▶ **EXERCISE DIRECTIONS**:
Reproduce, word for word, every line starting at the line that contains "Read all visible content and emit it as JSON." and ending with the final line of the entries.

Part of a data file:
+ + +
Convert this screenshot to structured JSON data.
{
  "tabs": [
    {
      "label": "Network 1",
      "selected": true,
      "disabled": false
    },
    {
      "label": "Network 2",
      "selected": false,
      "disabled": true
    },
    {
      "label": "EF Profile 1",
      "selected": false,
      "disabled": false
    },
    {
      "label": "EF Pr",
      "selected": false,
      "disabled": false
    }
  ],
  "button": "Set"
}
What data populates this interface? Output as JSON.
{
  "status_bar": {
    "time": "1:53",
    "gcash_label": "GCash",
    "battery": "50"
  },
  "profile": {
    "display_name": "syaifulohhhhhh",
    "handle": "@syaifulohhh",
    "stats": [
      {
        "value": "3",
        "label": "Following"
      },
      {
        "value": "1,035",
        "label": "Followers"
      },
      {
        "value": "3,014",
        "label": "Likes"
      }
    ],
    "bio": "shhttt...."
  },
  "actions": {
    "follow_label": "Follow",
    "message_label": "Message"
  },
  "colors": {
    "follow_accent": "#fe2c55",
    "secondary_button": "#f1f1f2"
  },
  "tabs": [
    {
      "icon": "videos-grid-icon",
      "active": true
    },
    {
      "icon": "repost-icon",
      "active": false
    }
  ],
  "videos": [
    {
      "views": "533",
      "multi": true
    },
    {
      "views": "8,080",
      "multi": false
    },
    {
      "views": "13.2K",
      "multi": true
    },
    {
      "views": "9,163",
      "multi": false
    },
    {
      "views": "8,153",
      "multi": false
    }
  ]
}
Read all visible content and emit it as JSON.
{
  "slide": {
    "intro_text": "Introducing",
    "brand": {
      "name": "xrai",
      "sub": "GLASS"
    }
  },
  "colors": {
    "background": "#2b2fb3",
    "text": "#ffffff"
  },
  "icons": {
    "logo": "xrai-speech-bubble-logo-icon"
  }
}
+ + +
▶ **RESPONSE TO THIS TASK**:
Read all visible content and emit it as JSON.
{
  "slide": {
    "intro_text": "Introducing",
    "brand": {
      "name": "xrai",
      "sub": "GLASS"
    }
  },
  "colors": {
    "background": "#2b2fb3",
    "text": "#ffffff"
  },
  "icons": {
    "logo": "xrai-speech-bubble-logo-icon"
  }
}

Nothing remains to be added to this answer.